* _RECORDS PROVIDED_:
━━━━━━━━━━

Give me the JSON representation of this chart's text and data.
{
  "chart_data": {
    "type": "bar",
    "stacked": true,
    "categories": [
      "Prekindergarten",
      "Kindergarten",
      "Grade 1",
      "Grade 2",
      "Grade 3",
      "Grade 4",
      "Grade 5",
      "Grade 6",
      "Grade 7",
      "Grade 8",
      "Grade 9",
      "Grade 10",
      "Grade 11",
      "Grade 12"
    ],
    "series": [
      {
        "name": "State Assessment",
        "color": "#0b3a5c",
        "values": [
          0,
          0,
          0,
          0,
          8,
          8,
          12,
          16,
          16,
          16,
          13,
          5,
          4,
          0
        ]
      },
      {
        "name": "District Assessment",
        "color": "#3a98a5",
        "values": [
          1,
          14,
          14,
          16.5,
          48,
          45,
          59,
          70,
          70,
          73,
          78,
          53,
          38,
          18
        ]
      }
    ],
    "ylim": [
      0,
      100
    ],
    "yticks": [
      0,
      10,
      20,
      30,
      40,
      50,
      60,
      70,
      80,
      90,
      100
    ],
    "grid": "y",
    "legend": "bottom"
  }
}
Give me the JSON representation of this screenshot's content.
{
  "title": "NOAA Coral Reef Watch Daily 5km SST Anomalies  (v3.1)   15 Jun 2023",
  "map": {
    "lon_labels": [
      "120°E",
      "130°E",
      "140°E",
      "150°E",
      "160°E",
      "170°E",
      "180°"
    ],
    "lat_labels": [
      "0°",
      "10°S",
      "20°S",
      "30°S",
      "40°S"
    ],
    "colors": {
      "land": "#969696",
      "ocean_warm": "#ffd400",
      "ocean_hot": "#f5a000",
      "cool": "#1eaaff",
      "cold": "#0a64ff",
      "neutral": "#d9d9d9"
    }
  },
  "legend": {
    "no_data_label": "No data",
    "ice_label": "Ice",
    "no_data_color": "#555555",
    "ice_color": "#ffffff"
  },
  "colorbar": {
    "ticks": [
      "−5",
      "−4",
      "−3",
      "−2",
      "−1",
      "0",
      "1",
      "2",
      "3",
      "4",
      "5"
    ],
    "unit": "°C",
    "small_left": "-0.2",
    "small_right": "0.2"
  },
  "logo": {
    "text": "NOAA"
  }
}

━━━━━━━━━━

* _PROBLEM_: Faithfully reproduce all of the records, character for character.

* _RESULT BELOW_:
Give me the JSON representation of this chart's text and data.
{
  "chart_data": {
    "type": "bar",
    "stacked": true,
    "categories": [
      "Prekindergarten",
      "Kindergarten",
      "Grade 1",
      "Grade 2",
      "Grade 3",
      "Grade 4",
      "Grade 5",
      "Grade 6",
      "Grade 7",
      "Grade 8",
      "Grade 9",
      "Grade 10",
      "Grade 11",
      "Grade 12"
    ],
    "series": [
      {
        "name": "State Assessment",
        "color": "#0b3a5c",
        "values": [
          0,
          0,
          0,
          0,
          8,
          8,
          12,
          16,
          16,
          16,
          13,
          5,
          4,
          0
        ]
      },
      {
        "name": "District Assessment",
        "color": "#3a98a5",
        "values": [
          1,
          14,
          14,
          16.5,
          48,
          45,
          59,
          70,
          70,
          73,
          78,
          53,
          38,
          18
        ]
      }
    ],
    "ylim": [
      0,
      100
    ],
    "yticks": [
      0,
      10,
      20,
      30,
      40,
      50,
      60,
      70,
      80,
      90,
      100
    ],
    "grid": "y",
    "legend": "bottom"
  }
}
Give me the JSON representation of this screenshot's content.
{
  "title": "NOAA Coral Reef Watch Daily 5km SST Anomalies  (v3.1)   15 Jun 2023",
  "map": {
    "lon_labels": [
      "120°E",
      "130°E",
      "140°E",
      "150°E",
      "160°E",
      "170°E",
      "180°"
    ],
    "lat_labels": [
      "0°",
      "10°S",
      "20°S",
      "30°S",
      "40°S"
    ],
    "colors": {
      "land": "#969696",
      "ocean_warm": "#ffd400",
      "ocean_hot": "#f5a000",
      "cool": "#1eaaff",
      "cold": "#0a64ff",
      "neutral": "#d9d9d9"
    }
  },
  "legend": {
    "no_data_label": "No data",
    "ice_label": "Ice",
    "no_data_color": "#555555",
    "ice_color": "#ffffff"
  },
  "colorbar": {
    "ticks": [
      "−5",
      "−4",
      "−3",
      "−2",
      "−1",
      "0",
      "1",
      "2",
      "3",
      "4",
      "5"
    ],
    "unit": "°C",
    "small_left": "-0.2",
    "small_right": "0.2"
  },
  "logo": {
    "text": "NOAA"
  }
}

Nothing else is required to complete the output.